WHAT NEEDS TO BE DONE:
Copy each line exactly.

-- start --

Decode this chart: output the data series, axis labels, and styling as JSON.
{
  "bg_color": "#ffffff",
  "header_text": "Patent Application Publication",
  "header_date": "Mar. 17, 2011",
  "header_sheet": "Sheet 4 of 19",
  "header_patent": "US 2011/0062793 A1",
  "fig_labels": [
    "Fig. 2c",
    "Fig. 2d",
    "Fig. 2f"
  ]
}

-- end --

TASK RESULT:
Decode this chart: output the data series, axis labels, and styling as JSON.
{
  "bg_color": "#ffffff",
  "header_text": "Patent Application Publication",
  "header_date": "Mar. 17, 2011",
  "header_sheet": "Sheet 4 of 19",
  "header_patent": "US 2011/0062793 A1",
  "fig_labels": [
    "Fig. 2c",
    "Fig. 2d",
    "Fig. 2f"
  ]
}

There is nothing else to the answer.